__Records shown__
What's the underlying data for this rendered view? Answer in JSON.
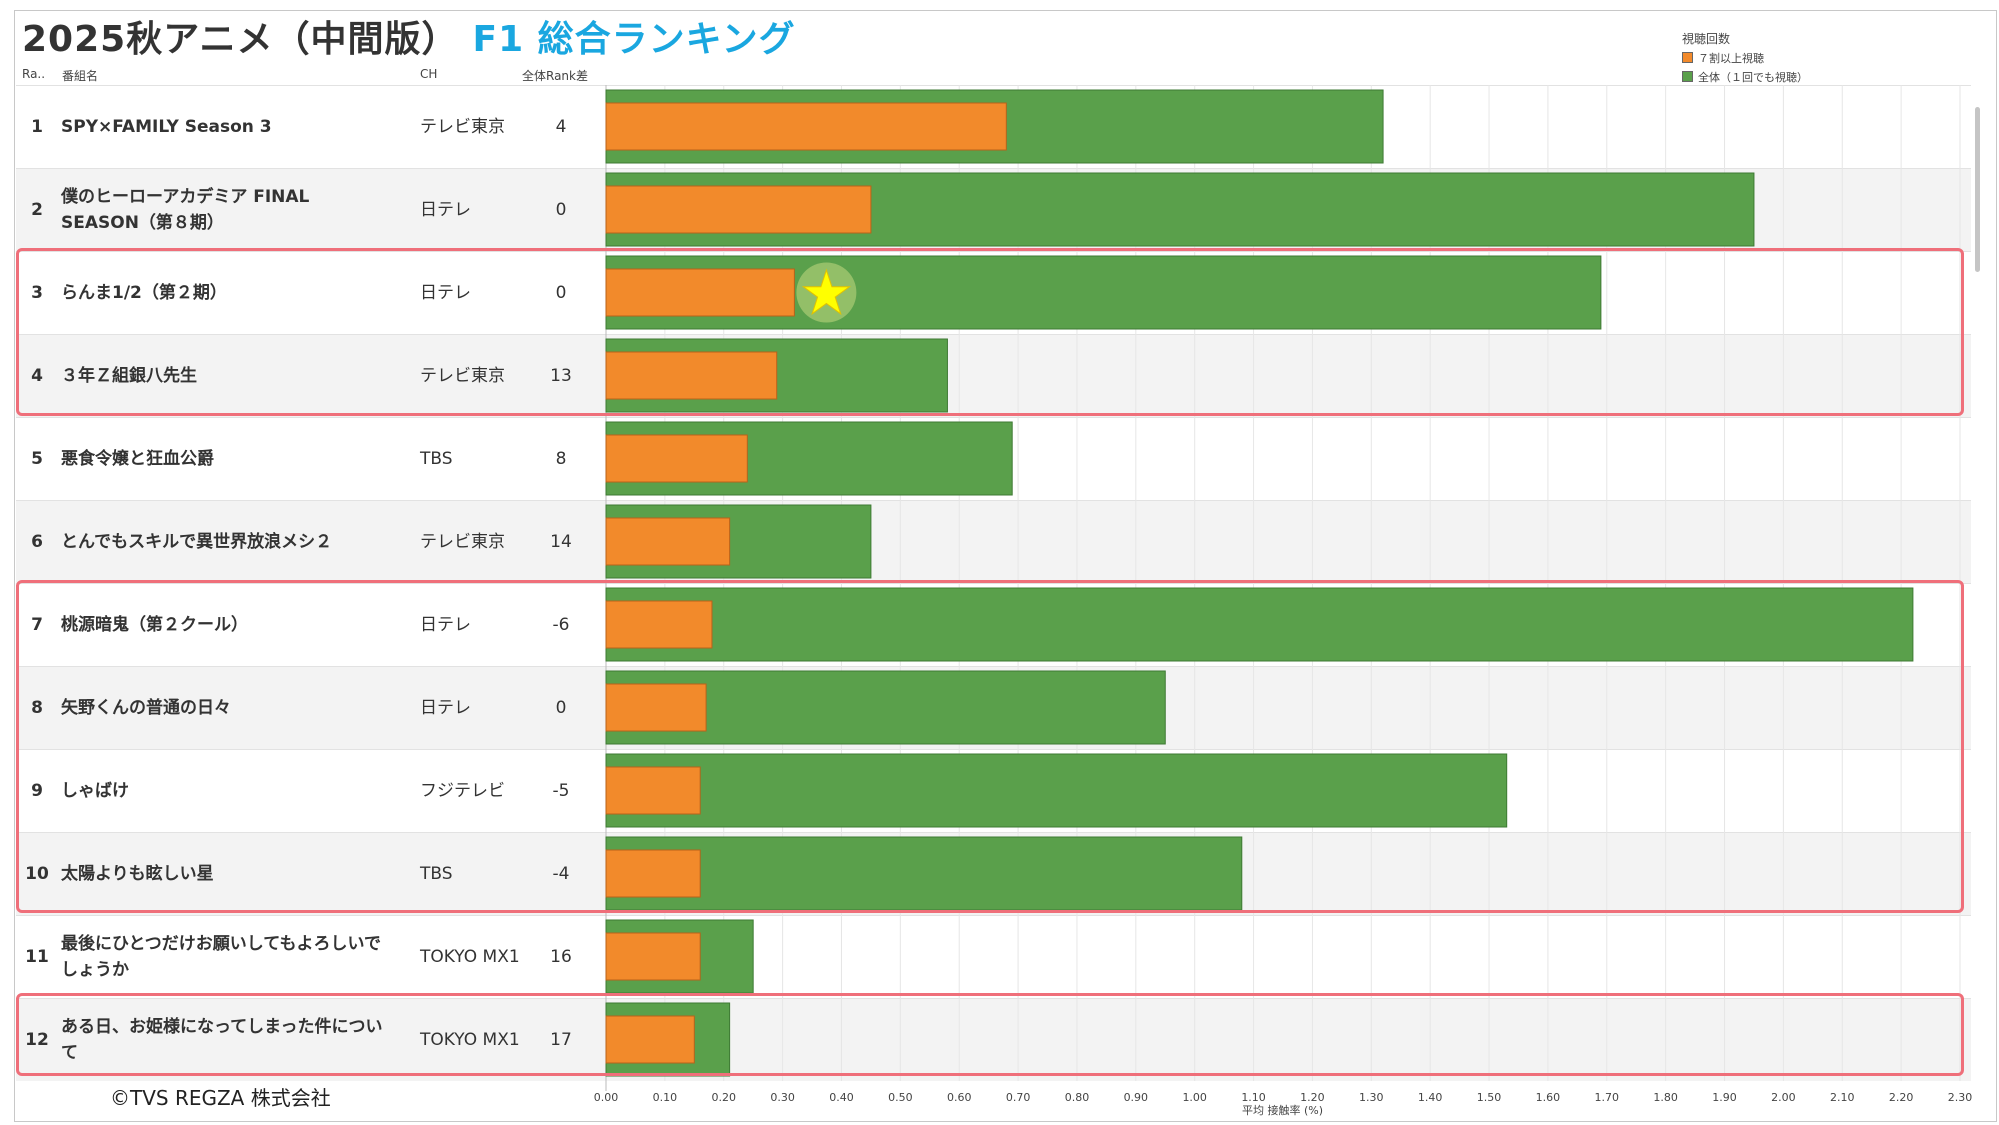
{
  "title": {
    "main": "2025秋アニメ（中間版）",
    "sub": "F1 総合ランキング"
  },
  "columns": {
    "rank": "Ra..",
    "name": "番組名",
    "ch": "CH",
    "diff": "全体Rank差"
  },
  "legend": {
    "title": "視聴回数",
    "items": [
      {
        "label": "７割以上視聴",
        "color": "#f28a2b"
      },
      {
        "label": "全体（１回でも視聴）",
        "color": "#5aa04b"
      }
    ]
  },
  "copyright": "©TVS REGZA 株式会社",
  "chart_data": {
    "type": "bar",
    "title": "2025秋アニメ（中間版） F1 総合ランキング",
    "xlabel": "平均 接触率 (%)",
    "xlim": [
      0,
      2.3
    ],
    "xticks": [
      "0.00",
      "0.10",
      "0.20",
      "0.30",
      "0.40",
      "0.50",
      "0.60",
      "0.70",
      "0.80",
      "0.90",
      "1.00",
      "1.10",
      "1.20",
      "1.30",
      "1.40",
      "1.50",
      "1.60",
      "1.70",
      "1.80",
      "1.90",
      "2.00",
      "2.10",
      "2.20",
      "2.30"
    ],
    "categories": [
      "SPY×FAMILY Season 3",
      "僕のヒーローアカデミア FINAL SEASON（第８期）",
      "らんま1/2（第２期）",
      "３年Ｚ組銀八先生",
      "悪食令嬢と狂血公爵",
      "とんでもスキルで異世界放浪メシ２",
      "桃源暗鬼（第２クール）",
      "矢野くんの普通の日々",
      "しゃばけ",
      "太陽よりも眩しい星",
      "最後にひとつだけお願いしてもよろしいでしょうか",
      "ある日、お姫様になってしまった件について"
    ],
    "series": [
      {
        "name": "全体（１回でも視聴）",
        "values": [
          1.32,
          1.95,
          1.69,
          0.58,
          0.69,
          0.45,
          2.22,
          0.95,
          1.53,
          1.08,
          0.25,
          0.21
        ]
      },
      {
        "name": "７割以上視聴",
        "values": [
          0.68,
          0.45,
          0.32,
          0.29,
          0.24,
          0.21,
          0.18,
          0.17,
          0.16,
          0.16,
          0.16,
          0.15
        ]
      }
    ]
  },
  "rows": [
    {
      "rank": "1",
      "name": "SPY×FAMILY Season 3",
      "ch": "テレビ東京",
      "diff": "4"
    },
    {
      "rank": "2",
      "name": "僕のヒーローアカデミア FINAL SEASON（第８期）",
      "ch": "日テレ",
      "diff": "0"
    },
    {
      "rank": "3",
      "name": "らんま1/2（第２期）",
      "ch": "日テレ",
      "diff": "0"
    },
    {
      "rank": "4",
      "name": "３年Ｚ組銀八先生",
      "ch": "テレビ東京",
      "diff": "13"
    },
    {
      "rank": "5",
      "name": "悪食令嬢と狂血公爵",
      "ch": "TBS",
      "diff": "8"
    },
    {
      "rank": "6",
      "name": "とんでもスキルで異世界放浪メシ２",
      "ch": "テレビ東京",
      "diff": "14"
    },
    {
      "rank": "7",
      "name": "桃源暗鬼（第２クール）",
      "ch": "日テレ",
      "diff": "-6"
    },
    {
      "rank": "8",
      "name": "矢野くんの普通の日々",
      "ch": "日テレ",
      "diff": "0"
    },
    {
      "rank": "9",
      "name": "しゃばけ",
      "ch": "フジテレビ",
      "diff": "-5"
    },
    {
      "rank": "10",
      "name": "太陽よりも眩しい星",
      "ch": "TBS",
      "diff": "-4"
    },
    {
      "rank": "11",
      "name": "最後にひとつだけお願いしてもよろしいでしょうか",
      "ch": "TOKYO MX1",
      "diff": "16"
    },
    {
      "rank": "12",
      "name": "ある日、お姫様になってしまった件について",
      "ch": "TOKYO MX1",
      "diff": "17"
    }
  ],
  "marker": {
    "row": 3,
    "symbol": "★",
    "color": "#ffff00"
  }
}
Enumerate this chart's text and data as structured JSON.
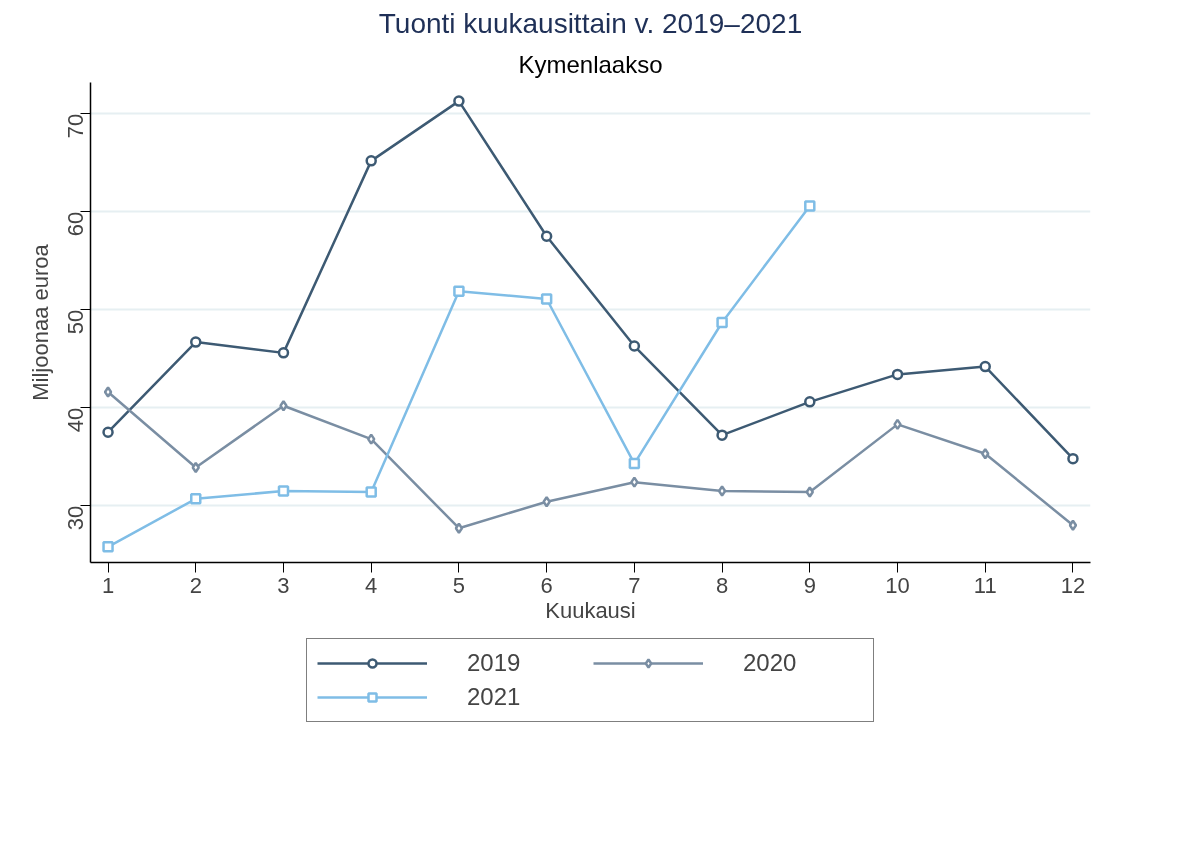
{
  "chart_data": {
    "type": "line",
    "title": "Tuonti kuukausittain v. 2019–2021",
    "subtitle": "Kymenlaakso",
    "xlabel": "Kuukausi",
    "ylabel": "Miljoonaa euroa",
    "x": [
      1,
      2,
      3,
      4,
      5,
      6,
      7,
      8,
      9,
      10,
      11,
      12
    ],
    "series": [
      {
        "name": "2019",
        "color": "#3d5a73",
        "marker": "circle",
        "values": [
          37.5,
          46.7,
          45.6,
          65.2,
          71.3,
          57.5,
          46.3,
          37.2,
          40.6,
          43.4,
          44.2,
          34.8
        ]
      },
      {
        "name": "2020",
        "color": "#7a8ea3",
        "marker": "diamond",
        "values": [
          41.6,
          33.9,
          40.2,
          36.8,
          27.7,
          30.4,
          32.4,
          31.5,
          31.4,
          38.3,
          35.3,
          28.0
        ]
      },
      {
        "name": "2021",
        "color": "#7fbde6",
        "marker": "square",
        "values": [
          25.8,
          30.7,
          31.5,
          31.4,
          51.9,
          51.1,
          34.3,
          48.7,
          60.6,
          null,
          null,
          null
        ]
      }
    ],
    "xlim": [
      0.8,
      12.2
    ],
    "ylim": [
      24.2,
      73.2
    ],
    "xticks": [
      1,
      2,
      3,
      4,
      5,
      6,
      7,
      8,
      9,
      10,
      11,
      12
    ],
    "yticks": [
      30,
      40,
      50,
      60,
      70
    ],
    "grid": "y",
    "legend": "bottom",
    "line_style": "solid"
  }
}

__Problem to solve__
Pictures don't belong in the copy. Transcribe every record exactly as it appears.

__Problem solution__
What's the underlying data for this rendered view? Answer in JSON.
{
  "title": {
    "main": "2025秋アニメ（中間版）",
    "sub": "F1 総合ランキング"
  },
  "columns": {
    "rank": "Ra..",
    "name": "番組名",
    "ch": "CH",
    "diff": "全体Rank差"
  },
  "legend": {
    "title": "視聴回数",
    "items": [
      {
        "label": "７割以上視聴",
        "color": "#f28a2b"
      },
      {
        "label": "全体（１回でも視聴）",
        "color": "#5aa04b"
      }
    ]
  },
  "copyright": "©TVS REGZA 株式会社",
  "chart_data": {
    "type": "bar",
    "title": "2025秋アニメ（中間版） F1 総合ランキング",
    "xlabel": "平均 接触率 (%)",
    "xlim": [
      0,
      2.3
    ],
    "xticks": [
      "0.00",
      "0.10",
      "0.20",
      "0.30",
      "0.40",
      "0.50",
      "0.60",
      "0.70",
      "0.80",
      "0.90",
      "1.00",
      "1.10",
      "1.20",
      "1.30",
      "1.40",
      "1.50",
      "1.60",
      "1.70",
      "1.80",
      "1.90",
      "2.00",
      "2.10",
      "2.20",
      "2.30"
    ],
    "categories": [
      "SPY×FAMILY Season 3",
      "僕のヒーローアカデミア FINAL SEASON（第８期）",
      "らんま1/2（第２期）",
      "３年Ｚ組銀八先生",
      "悪食令嬢と狂血公爵",
      "とんでもスキルで異世界放浪メシ２",
      "桃源暗鬼（第２クール）",
      "矢野くんの普通の日々",
      "しゃばけ",
      "太陽よりも眩しい星",
      "最後にひとつだけお願いしてもよろしいでしょうか",
      "ある日、お姫様になってしまった件について"
    ],
    "series": [
      {
        "name": "全体（１回でも視聴）",
        "values": [
          1.32,
          1.95,
          1.69,
          0.58,
          0.69,
          0.45,
          2.22,
          0.95,
          1.53,
          1.08,
          0.25,
          0.21
        ]
      },
      {
        "name": "７割以上視聴",
        "values": [
          0.68,
          0.45,
          0.32,
          0.29,
          0.24,
          0.21,
          0.18,
          0.17,
          0.16,
          0.16,
          0.16,
          0.15
        ]
      }
    ]
  },
  "rows": [
    {
      "rank": "1",
      "name": "SPY×FAMILY Season 3",
      "ch": "テレビ東京",
      "diff": "4"
    },
    {
      "rank": "2",
      "name": "僕のヒーローアカデミア FINAL SEASON（第８期）",
      "ch": "日テレ",
      "diff": "0"
    },
    {
      "rank": "3",
      "name": "らんま1/2（第２期）",
      "ch": "日テレ",
      "diff": "0"
    },
    {
      "rank": "4",
      "name": "３年Ｚ組銀八先生",
      "ch": "テレビ東京",
      "diff": "13"
    },
    {
      "rank": "5",
      "name": "悪食令嬢と狂血公爵",
      "ch": "TBS",
      "diff": "8"
    },
    {
      "rank": "6",
      "name": "とんでもスキルで異世界放浪メシ２",
      "ch": "テレビ東京",
      "diff": "14"
    },
    {
      "rank": "7",
      "name": "桃源暗鬼（第２クール）",
      "ch": "日テレ",
      "diff": "-6"
    },
    {
      "rank": "8",
      "name": "矢野くんの普通の日々",
      "ch": "日テレ",
      "diff": "0"
    },
    {
      "rank": "9",
      "name": "しゃばけ",
      "ch": "フジテレビ",
      "diff": "-5"
    },
    {
      "rank": "10",
      "name": "太陽よりも眩しい星",
      "ch": "TBS",
      "diff": "-4"
    },
    {
      "rank": "11",
      "name": "最後にひとつだけお願いしてもよろしいでしょうか",
      "ch": "TOKYO MX1",
      "diff": "16"
    },
    {
      "rank": "12",
      "name": "ある日、お姫様になってしまった件について",
      "ch": "TOKYO MX1",
      "diff": "17"
    }
  ],
  "marker": {
    "row": 3,
    "symbol": "★",
    "color": "#ffff00"
  }
}
Enumerate this chart's text and data as structured JSON.
{
  "chart_data": {
    "type": "line",
    "title": "Tuonti kuukausittain v. 2019–2021",
    "subtitle": "Kymenlaakso",
    "xlabel": "Kuukausi",
    "ylabel": "Miljoonaa euroa",
    "x": [
      1,
      2,
      3,
      4,
      5,
      6,
      7,
      8,
      9,
      10,
      11,
      12
    ],
    "series": [
      {
        "name": "2019",
        "color": "#3d5a73",
        "marker": "circle",
        "values": [
          37.5,
          46.7,
          45.6,
          65.2,
          71.3,
          57.5,
          46.3,
          37.2,
          40.6,
          43.4,
          44.2,
          34.8
        ]
      },
      {
        "name": "2020",
        "color": "#7a8ea3",
        "marker": "diamond",
        "values": [
          41.6,
          33.9,
          40.2,
          36.8,
          27.7,
          30.4,
          32.4,
          31.5,
          31.4,
          38.3,
          35.3,
          28.0
        ]
      },
      {
        "name": "2021",
        "color": "#7fbde6",
        "marker": "square",
        "values": [
          25.8,
          30.7,
          31.5,
          31.4,
          51.9,
          51.1,
          34.3,
          48.7,
          60.6,
          null,
          null,
          null
        ]
      }
    ],
    "xlim": [
      0.8,
      12.2
    ],
    "ylim": [
      24.2,
      73.2
    ],
    "xticks": [
      1,
      2,
      3,
      4,
      5,
      6,
      7,
      8,
      9,
      10,
      11,
      12
    ],
    "yticks": [
      30,
      40,
      50,
      60,
      70
    ],
    "grid": "y",
    "legend": "bottom",
    "line_style": "solid"
  }
}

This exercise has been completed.